Fluchtgeschichte
Wie unterschiedlich zwei Ukrainerinnen auf ihre Heimat blicken

Ira und Alyona fliehen im selben Bus aus der Ukraine. Eine Freundschaft beginnt – bis die Frauen merken, wie unterschiedlich sie ihre Heimat sehen. Es tun sich Gräben zwischen ihnen auf.
Zum letzten Mal gesehen haben sie sich am 12. März. An diesem Tag überquert Ira, 40 Jahre, in ihrem stahlgrauen Daunenmantel die Grenze zwischen ihrer Heimatstadt Uschgorod am süd-westlichen Zipfel der Ukraine und der Ostslowakei. Zusammen mit zehn anderen warten sie und ihre zwei Söhne hier auf einen Kleinbus mit deutschem Kennzeichen, der sie nach Reutlingen in Baden-Württemberg bringen soll.

^^^^^^^^

**AUFGABENSTELLUNG**
1: Prüfe, ob die folgenden Aussagen mit dem Textauszug übereinstimmen: (a) Ira und Alyona fliehen im selben Bus aus der Ukraine. (b) Ira reist zusammen mit ihrer Tochter. (c) Der Kleinbus soll die Gruppe nach Reutlingen bringen. Beantworte jede Aussage mit Ja oder Nein und zitiere die entscheidenden Worte des Textauszugs wörtlich.
2: Gib aus den Datensätzen die Zeilen unverändert wieder, und zwar vom Anfang der Datensätze bis einschließlich der Zeile, die „- legend-swatch-no: [265, 1042, 305, 1062]“ enthält.

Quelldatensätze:

^^^^^^^^

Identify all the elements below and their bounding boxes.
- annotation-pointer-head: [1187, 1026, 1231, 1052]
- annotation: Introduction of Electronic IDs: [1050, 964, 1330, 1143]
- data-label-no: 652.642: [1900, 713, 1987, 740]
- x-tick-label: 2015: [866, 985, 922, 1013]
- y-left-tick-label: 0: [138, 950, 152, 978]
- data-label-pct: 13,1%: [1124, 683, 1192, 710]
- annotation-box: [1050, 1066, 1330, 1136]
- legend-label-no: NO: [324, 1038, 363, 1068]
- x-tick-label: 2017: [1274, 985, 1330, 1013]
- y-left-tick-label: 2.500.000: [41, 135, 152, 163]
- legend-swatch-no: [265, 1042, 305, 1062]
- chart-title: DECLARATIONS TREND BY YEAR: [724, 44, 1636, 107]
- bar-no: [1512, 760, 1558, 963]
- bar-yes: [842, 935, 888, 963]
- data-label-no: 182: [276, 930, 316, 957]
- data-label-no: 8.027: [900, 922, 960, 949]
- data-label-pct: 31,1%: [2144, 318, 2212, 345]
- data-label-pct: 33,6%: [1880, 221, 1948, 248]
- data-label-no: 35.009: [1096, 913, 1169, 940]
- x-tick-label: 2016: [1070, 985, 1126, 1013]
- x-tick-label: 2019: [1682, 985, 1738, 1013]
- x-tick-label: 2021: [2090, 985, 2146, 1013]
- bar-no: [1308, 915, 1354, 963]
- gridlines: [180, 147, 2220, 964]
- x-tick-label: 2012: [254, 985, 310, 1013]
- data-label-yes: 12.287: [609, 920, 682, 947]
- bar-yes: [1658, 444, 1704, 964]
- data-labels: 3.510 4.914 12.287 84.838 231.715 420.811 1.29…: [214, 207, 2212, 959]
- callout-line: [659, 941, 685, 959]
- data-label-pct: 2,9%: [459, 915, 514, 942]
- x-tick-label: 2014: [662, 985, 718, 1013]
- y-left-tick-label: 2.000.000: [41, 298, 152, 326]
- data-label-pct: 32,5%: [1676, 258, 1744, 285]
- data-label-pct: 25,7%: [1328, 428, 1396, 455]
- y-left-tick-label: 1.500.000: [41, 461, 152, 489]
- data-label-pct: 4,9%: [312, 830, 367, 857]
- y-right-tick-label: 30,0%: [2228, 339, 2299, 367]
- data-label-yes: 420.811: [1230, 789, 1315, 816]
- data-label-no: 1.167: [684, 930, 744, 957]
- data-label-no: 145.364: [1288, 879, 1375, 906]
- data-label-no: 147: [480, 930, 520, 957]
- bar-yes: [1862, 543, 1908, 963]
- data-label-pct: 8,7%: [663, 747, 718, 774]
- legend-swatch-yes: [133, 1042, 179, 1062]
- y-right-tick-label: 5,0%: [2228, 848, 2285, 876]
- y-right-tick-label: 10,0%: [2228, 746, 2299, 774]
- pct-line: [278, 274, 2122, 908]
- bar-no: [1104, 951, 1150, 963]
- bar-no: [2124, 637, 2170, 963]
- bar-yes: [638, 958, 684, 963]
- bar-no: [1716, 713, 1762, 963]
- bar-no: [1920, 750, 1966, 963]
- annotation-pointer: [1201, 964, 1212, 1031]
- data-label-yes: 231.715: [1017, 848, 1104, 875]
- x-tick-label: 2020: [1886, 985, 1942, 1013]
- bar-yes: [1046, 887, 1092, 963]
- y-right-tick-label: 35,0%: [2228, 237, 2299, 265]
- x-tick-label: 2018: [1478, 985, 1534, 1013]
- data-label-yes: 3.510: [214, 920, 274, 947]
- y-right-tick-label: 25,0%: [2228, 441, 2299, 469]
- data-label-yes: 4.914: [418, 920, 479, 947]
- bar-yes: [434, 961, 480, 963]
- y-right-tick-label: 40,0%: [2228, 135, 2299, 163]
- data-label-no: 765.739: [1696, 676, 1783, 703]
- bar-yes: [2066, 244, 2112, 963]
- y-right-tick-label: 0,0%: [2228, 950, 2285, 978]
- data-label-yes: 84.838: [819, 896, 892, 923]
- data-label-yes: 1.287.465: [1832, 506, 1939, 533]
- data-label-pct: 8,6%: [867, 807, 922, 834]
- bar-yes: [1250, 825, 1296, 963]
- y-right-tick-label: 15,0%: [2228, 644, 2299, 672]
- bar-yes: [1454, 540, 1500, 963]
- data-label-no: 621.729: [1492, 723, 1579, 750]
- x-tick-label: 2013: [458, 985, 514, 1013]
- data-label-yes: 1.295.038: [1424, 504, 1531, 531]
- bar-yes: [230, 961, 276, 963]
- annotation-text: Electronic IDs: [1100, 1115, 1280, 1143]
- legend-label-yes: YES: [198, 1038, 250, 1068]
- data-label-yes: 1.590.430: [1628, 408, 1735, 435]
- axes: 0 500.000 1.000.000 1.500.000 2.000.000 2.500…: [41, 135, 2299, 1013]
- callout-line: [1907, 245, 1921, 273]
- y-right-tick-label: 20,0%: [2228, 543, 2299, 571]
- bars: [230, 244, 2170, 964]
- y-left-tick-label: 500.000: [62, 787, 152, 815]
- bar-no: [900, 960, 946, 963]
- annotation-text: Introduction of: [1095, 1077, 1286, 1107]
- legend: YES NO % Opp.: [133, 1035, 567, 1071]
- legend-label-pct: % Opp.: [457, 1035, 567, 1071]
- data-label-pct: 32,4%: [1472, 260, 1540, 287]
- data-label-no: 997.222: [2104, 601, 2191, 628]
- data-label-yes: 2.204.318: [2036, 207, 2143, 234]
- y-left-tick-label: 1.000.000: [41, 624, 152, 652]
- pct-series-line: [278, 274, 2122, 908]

^^^^^^^^

**LÖSUNGEN**
1:
(a) Ja – „Ira und Alyona fliehen im selben Bus aus der Ukraine.“
(b) Nein – „Zusammen mit zehn anderen warten sie und ihre zwei Söhne hier“
(c) Ja – „der sie nach Reutlingen in Baden-Württemberg bringen soll“

2:
Identify all the elements below and their bounding boxes.
- annotation-pointer-head: [1187, 1026, 1231, 1052]
- annotation: Introduction of Electronic IDs: [1050, 964, 1330, 1143]
- data-label-no: 652.642: [1900, 713, 1987, 740]
- x-tick-label: 2015: [866, 985, 922, 1013]
- y-left-tick-label: 0: [138, 950, 152, 978]
- data-label-pct: 13,1%: [1124, 683, 1192, 710]
- annotation-box: [1050, 1066, 1330, 1136]
- legend-label-no: NO: [324, 1038, 363, 1068]
- x-tick-label: 2017: [1274, 985, 1330, 1013]
- y-left-tick-label: 2.500.000: [41, 135, 152, 163]
- legend-swatch-no: [265, 1042, 305, 1062]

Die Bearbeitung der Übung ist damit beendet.